# [The exercise]
Update the records below so that every "Frais" becomes "Charges", with everything else left unchanged. Leave the pictures out of your answer.

# [Spatial layout data]
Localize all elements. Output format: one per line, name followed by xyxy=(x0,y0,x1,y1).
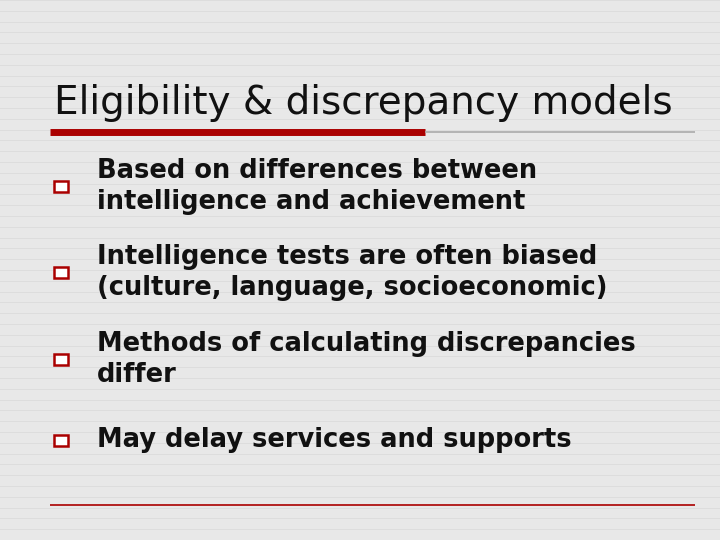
Text: Methods of calculating discrepancies
differ: Methods of calculating discrepancies dif… xyxy=(97,330,636,388)
Bar xyxy=(54,354,68,364)
Text: May delay services and supports: May delay services and supports xyxy=(97,427,572,453)
Text: Intelligence tests are often biased
(culture, language, socioeconomic): Intelligence tests are often biased (cul… xyxy=(97,244,608,301)
Bar xyxy=(54,181,68,192)
Text: Based on differences between
intelligence and achievement: Based on differences between intelligenc… xyxy=(97,158,537,215)
Bar xyxy=(54,267,68,278)
Bar xyxy=(54,435,68,446)
Text: Eligibility & discrepancy models: Eligibility & discrepancy models xyxy=(54,84,672,122)
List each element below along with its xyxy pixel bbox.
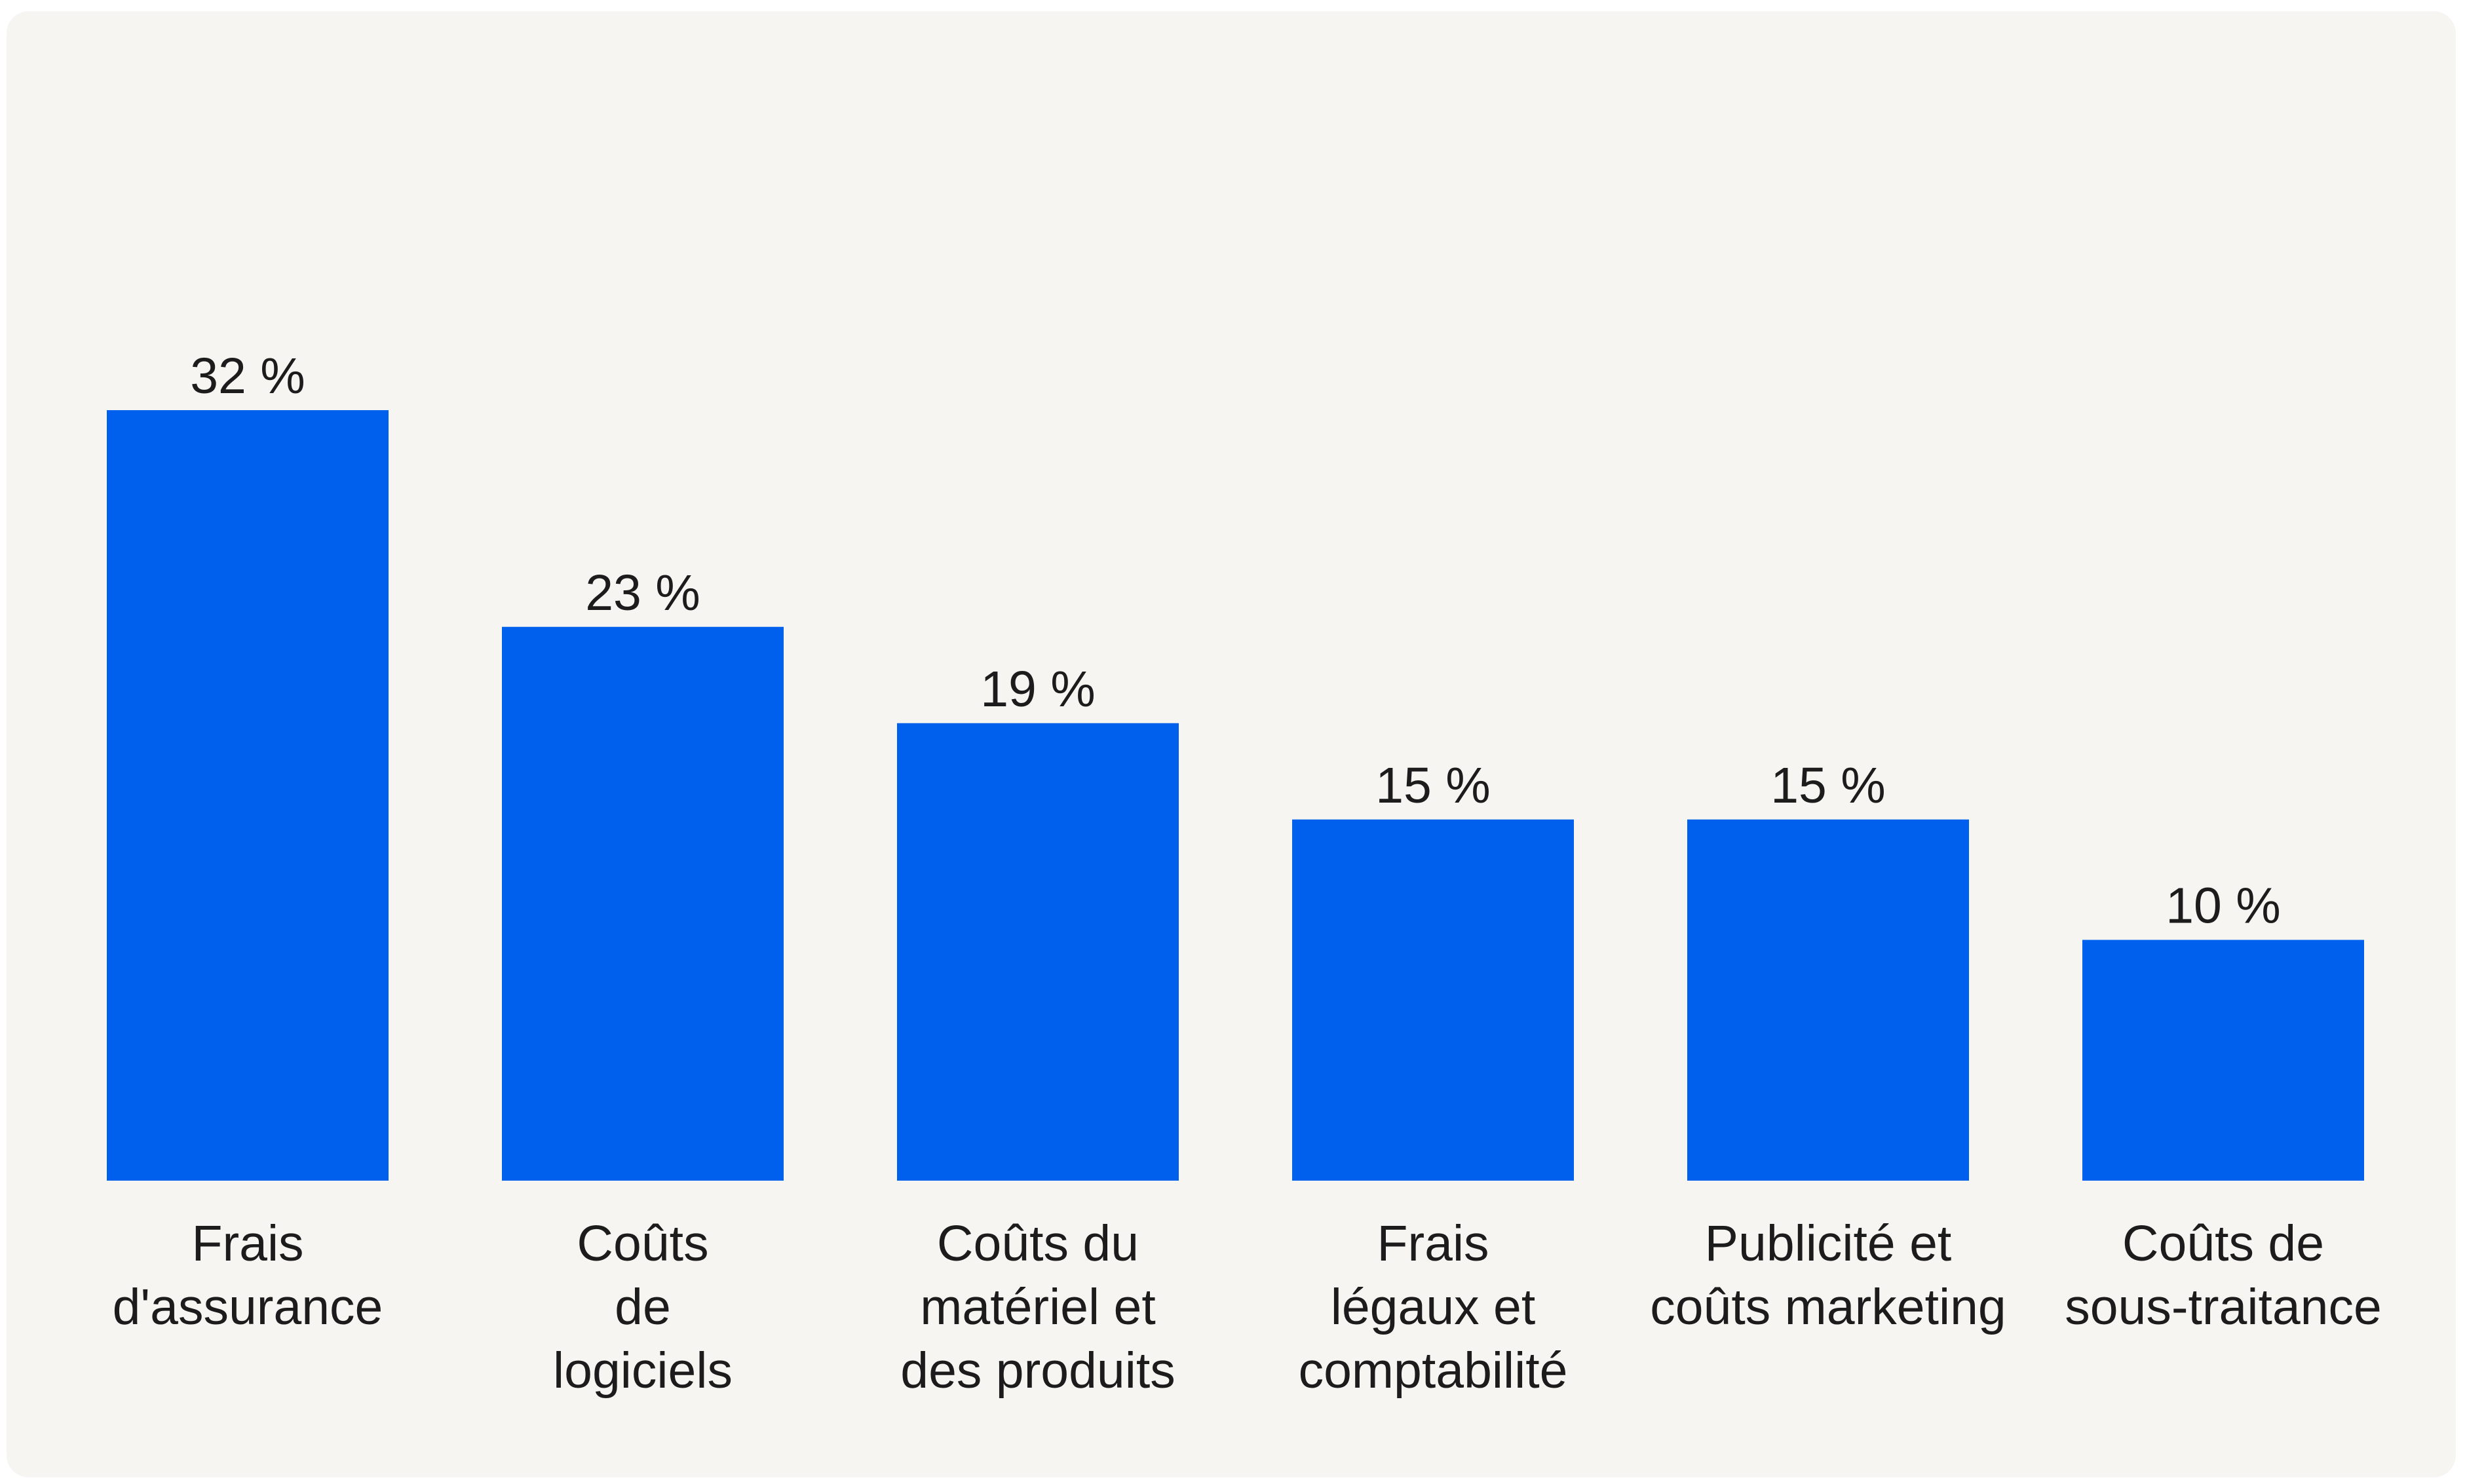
value-labels-group: 32 % 23 % 19 % 15 % 15 % 10 % (190, 348, 2281, 934)
category-label-1-line-2: logiciels (553, 1342, 733, 1399)
category-label-3-line-0: Frais (1377, 1215, 1489, 1272)
category-label-0-line-1: d'assurance (113, 1279, 383, 1335)
bars-group (107, 410, 2364, 1181)
category-label-1-line-1: de (615, 1279, 671, 1335)
category-label-4: Publicité et coûts marketing (1650, 1215, 2006, 1335)
bar-4 (1687, 819, 1969, 1181)
category-label-5: Coûts de sous-traitance (2065, 1215, 2382, 1335)
category-label-5-line-1: sous-traitance (2065, 1279, 2382, 1335)
value-label-2: 19 % (980, 661, 1096, 717)
category-label-2-line-1: matériel et (920, 1279, 1155, 1335)
category-label-3-line-2: comptabilité (1299, 1342, 1568, 1399)
category-label-2-line-0: Coûts du (937, 1215, 1139, 1272)
category-label-3: Frais légaux et comptabilité (1299, 1215, 1568, 1399)
category-label-0-line-0: Frais (191, 1215, 303, 1272)
bar-1 (502, 626, 784, 1181)
category-label-4-line-1: coûts marketing (1650, 1279, 2006, 1335)
value-label-5: 10 % (2166, 878, 2281, 934)
category-label-0: Frais d'assurance (113, 1215, 383, 1335)
category-label-1-line-0: Coûts (577, 1215, 708, 1272)
category-label-4-line-0: Publicité et (1705, 1215, 1952, 1272)
value-label-3: 15 % (1375, 757, 1491, 814)
bar-2 (897, 723, 1179, 1181)
category-label-3-line-1: légaux et (1331, 1279, 1536, 1335)
category-label-2: Coûts du matériel et des produits (900, 1215, 1175, 1399)
bar-5 (2082, 940, 2364, 1181)
value-label-4: 15 % (1770, 757, 1886, 814)
category-label-5-line-0: Coûts de (2122, 1215, 2324, 1272)
chart-panel (7, 11, 2456, 1477)
category-label-1: Coûts de logiciels (553, 1215, 733, 1399)
bar-0 (107, 410, 389, 1181)
value-label-0: 32 % (190, 348, 305, 404)
category-labels-group: Frais d'assurance Coûts de logiciels Coûts du… (113, 1215, 2382, 1399)
value-label-1: 23 % (585, 565, 700, 621)
category-label-2-line-2: des produits (900, 1342, 1175, 1399)
bar-3 (1292, 819, 1574, 1181)
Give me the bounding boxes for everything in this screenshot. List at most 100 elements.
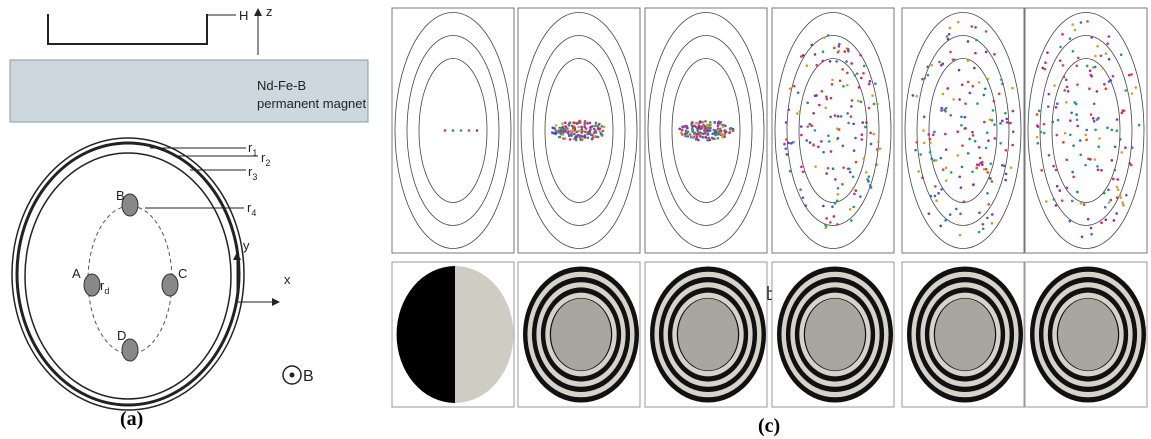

# [Full solution]
Localize all elements. Output format: one per line, name followed by xyxy=(x0,y0,x1,y1).
Text: Methods of calculating discrepancies
differ: Methods of calculating discrepancies dif… xyxy=(97,330,636,388)
Bar xyxy=(54,354,68,364)
Text: May delay services and supports: May delay services and supports xyxy=(97,427,572,453)
Text: Intelligence tests are often biased
(culture, language, socioeconomic): Intelligence tests are often biased (cul… xyxy=(97,244,608,301)
Bar xyxy=(54,181,68,192)
Text: Based on differences between
intelligence and achievement: Based on differences between intelligenc… xyxy=(97,158,537,215)
Bar xyxy=(54,267,68,278)
Bar xyxy=(54,435,68,446)
Text: Eligibility & discrepancy models: Eligibility & discrepancy models xyxy=(54,84,672,122)
List each element below along with its xyxy pixel bbox.
value-labels-group: 32 % 23 % 19 % 15 % 15 % 10 % (190, 348, 2281, 934)
category-label-1-line-2: logiciels (553, 1342, 733, 1399)
category-label-3-line-0: Charges (1377, 1215, 1489, 1272)
category-label-0-line-1: d'assurance (113, 1279, 383, 1335)
bars-group (107, 410, 2364, 1181)
category-label-1-line-1: de (615, 1279, 671, 1335)
category-label-4: Publicité et coûts marketing (1650, 1215, 2006, 1335)
bar-4 (1687, 819, 1969, 1181)
category-label-5: Coûts de sous-traitance (2065, 1215, 2382, 1335)
category-label-5-line-1: sous-traitance (2065, 1279, 2382, 1335)
value-label-2: 19 % (980, 661, 1096, 717)
category-label-2-line-1: matériel et (920, 1279, 1155, 1335)
category-label-3-line-2: comptabilité (1299, 1342, 1568, 1399)
category-label-2-line-0: Coûts du (937, 1215, 1139, 1272)
category-label-3: Charges légaux et comptabilité (1299, 1215, 1568, 1399)
category-label-0-line-0: Charges (191, 1215, 303, 1272)
bar-1 (502, 626, 784, 1181)
category-label-4-line-1: coûts marketing (1650, 1279, 2006, 1335)
value-label-5: 10 % (2166, 878, 2281, 934)
category-label-0: Charges d'assurance (113, 1215, 383, 1335)
category-label-1-line-0: Coûts (577, 1215, 708, 1272)
category-label-4-line-0: Publicité et (1705, 1215, 1952, 1272)
value-label-3: 15 % (1375, 757, 1491, 814)
bar-2 (897, 723, 1179, 1181)
category-label-3-line-1: légaux et (1331, 1279, 1536, 1335)
category-label-2: Coûts du matériel et des produits (900, 1215, 1175, 1399)
bar-5 (2082, 940, 2364, 1181)
value-label-4: 15 % (1770, 757, 1886, 814)
category-label-5-line-0: Coûts de (2122, 1215, 2324, 1272)
chart-panel (7, 11, 2456, 1477)
category-label-1: Coûts de logiciels (553, 1215, 733, 1399)
bar-0 (107, 410, 389, 1181)
value-label-0: 32 % (190, 348, 305, 404)
category-labels-group: Charges d'assurance Coûts de logiciels Coûts du… (113, 1215, 2382, 1399)
value-label-1: 23 % (585, 565, 700, 621)
category-label-2-line-2: des produits (900, 1342, 1175, 1399)
bar-3 (1292, 819, 1574, 1181)
Give me the bounding boxes for everything in this screenshot. List at most 100 elements.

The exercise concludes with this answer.